Entries from a dataset

>>>

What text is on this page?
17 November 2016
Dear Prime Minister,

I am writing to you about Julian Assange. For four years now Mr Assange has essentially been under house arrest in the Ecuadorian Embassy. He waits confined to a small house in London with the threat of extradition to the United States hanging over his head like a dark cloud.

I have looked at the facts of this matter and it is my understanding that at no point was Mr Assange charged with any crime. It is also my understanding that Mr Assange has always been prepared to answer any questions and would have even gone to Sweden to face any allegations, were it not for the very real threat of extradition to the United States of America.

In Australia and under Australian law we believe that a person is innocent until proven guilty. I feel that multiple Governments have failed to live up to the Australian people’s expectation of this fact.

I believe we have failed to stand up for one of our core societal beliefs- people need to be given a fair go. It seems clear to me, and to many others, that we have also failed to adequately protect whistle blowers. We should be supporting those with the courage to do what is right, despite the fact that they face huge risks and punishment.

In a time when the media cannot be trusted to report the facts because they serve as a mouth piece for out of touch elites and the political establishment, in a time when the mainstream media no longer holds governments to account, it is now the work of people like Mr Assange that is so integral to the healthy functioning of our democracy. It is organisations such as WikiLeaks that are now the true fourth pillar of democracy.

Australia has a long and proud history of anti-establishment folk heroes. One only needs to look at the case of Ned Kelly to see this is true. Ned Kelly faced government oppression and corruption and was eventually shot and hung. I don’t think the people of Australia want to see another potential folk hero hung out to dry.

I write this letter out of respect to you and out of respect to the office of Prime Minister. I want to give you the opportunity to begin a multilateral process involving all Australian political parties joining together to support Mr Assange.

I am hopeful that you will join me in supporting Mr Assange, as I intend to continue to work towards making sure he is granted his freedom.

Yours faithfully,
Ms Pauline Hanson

<<<

• **JOB**:
Return every entry exactly as given.

• **TASK OUTPUT**:
What text is on this page?
17 November 2016
Dear Prime Minister,

I am writing to you about Julian Assange. For four years now Mr Assange has essentially been under house arrest in the Ecuadorian Embassy. He waits confined to a small house in London with the threat of extradition to the United States hanging over his head like a dark cloud.

I have looked at the facts of this matter and it is my understanding that at no point was Mr Assange charged with any crime. It is also my understanding that Mr Assange has always been prepared to answer any questions and would have even gone to Sweden to face any allegations, were it not for the very real threat of extradition to the United States of America.

In Australia and under Australian law we believe that a person is innocent until proven guilty. I feel that multiple Governments have failed to live up to the Australian people’s expectation of this fact.

I believe we have failed to stand up for one of our core societal beliefs- people need to be given a fair go. It seems clear to me, and to many others, that we have also failed to adequately protect whistle blowers. We should be supporting those with the courage to do what is right, despite the fact that they face huge risks and punishment.

In a time when the media cannot be trusted to report the facts because they serve as a mouth piece for out of touch elites and the political establishment, in a time when the mainstream media no longer holds governments to account, it is now the work of people like Mr Assange that is so integral to the healthy functioning of our democracy. It is organisations such as WikiLeaks that are now the true fourth pillar of democracy.

Australia has a long and proud history of anti-establishment folk heroes. One only needs to look at the case of Ned Kelly to see this is true. Ned Kelly faced government oppression and corruption and was eventually shot and hung. I don’t think the people of Australia want to see another potential folk hero hung out to dry.

I write this letter out of respect to you and out of respect to the office of Prime Minister. I want to give you the opportunity to begin a multilateral process involving all Australian political parties joining together to support Mr Assange.

I am hopeful that you will join me in supporting Mr Assange, as I intend to continue to work towards making sure he is granted his freedom.

Yours faithfully,
Ms Pauline Hanson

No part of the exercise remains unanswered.